Your task
Repeat each record below exactly, dropping the pictures.

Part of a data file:
↓↓↓
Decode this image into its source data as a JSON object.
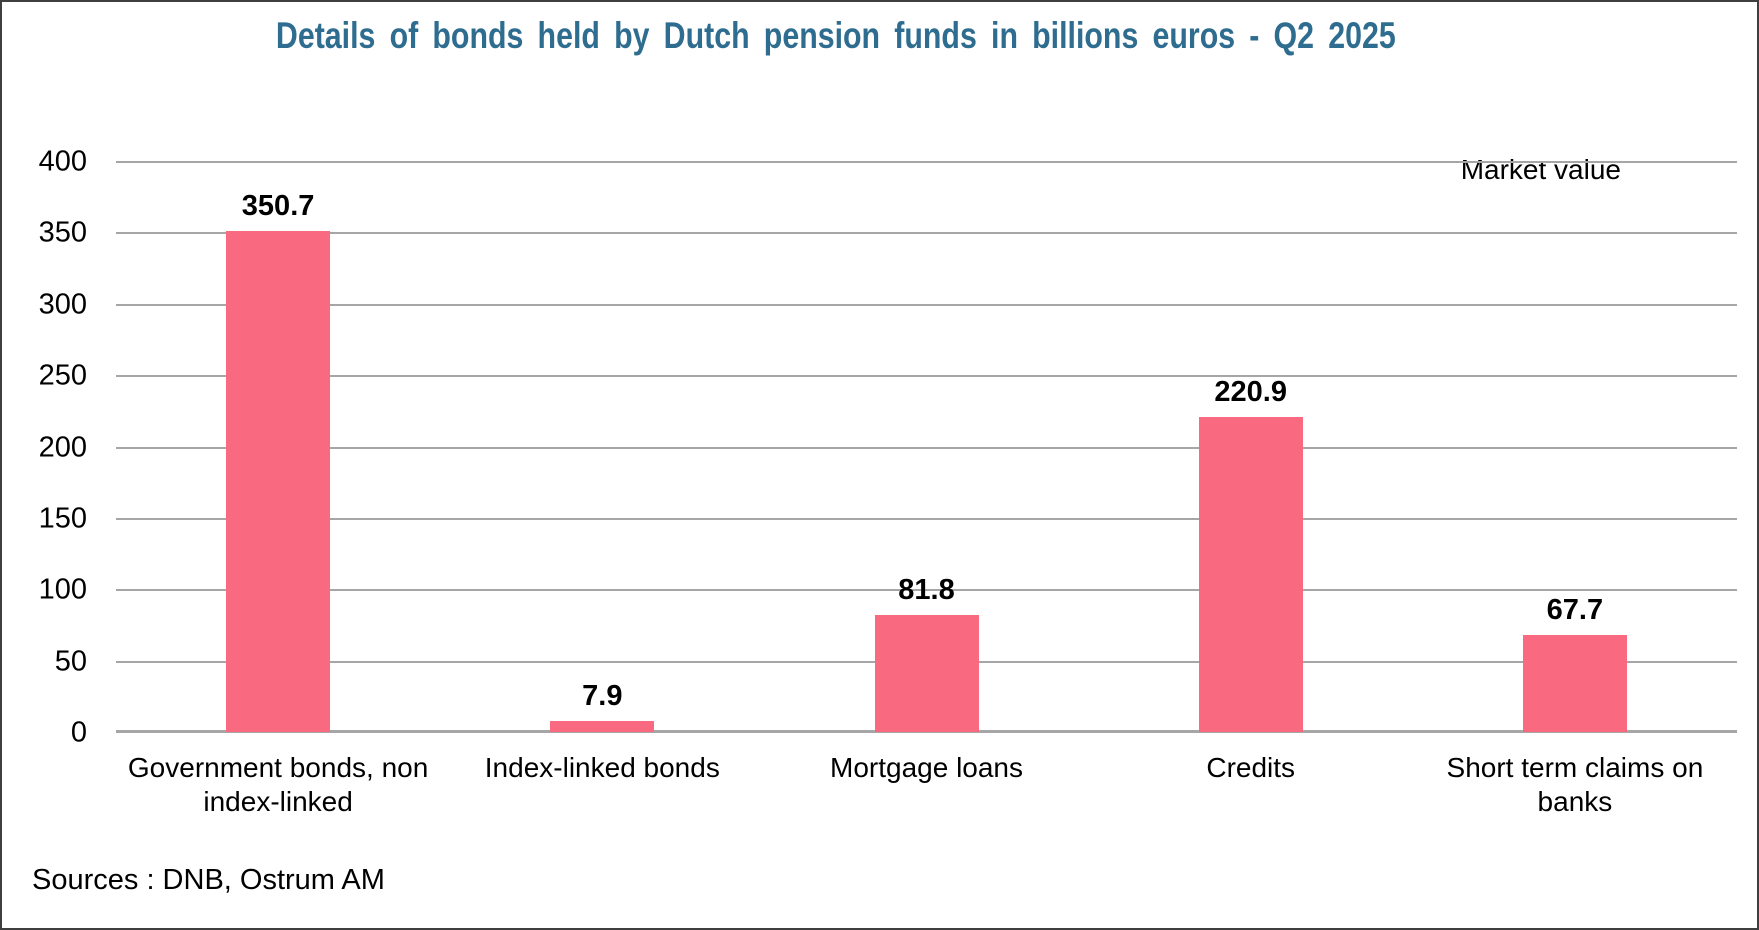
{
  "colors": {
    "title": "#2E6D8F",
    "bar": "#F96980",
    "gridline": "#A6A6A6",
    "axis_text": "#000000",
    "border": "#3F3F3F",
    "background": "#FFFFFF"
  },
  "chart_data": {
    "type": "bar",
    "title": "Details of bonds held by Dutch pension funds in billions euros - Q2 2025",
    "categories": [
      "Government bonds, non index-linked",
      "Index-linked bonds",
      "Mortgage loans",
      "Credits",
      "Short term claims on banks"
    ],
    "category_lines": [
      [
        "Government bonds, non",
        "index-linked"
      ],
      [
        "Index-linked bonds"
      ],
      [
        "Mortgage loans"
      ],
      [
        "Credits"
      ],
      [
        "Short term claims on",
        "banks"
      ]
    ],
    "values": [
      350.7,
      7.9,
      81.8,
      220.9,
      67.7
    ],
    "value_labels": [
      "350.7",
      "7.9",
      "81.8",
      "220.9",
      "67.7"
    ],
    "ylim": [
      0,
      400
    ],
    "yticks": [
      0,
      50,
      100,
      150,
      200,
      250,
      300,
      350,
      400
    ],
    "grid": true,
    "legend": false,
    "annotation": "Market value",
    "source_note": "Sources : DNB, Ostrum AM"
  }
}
↑↑↑
Answer for this exercise
Decode this image into its source data as a JSON object.
{
  "colors": {
    "title": "#2E6D8F",
    "bar": "#F96980",
    "gridline": "#A6A6A6",
    "axis_text": "#000000",
    "border": "#3F3F3F",
    "background": "#FFFFFF"
  },
  "chart_data": {
    "type": "bar",
    "title": "Details of bonds held by Dutch pension funds in billions euros - Q2 2025",
    "categories": [
      "Government bonds, non index-linked",
      "Index-linked bonds",
      "Mortgage loans",
      "Credits",
      "Short term claims on banks"
    ],
    "category_lines": [
      [
        "Government bonds, non",
        "index-linked"
      ],
      [
        "Index-linked bonds"
      ],
      [
        "Mortgage loans"
      ],
      [
        "Credits"
      ],
      [
        "Short term claims on",
        "banks"
      ]
    ],
    "values": [
      350.7,
      7.9,
      81.8,
      220.9,
      67.7
    ],
    "value_labels": [
      "350.7",
      "7.9",
      "81.8",
      "220.9",
      "67.7"
    ],
    "ylim": [
      0,
      400
    ],
    "yticks": [
      0,
      50,
      100,
      150,
      200,
      250,
      300,
      350,
      400
    ],
    "grid": true,
    "legend": false,
    "annotation": "Market value",
    "source_note": "Sources : DNB, Ostrum AM"
  }
}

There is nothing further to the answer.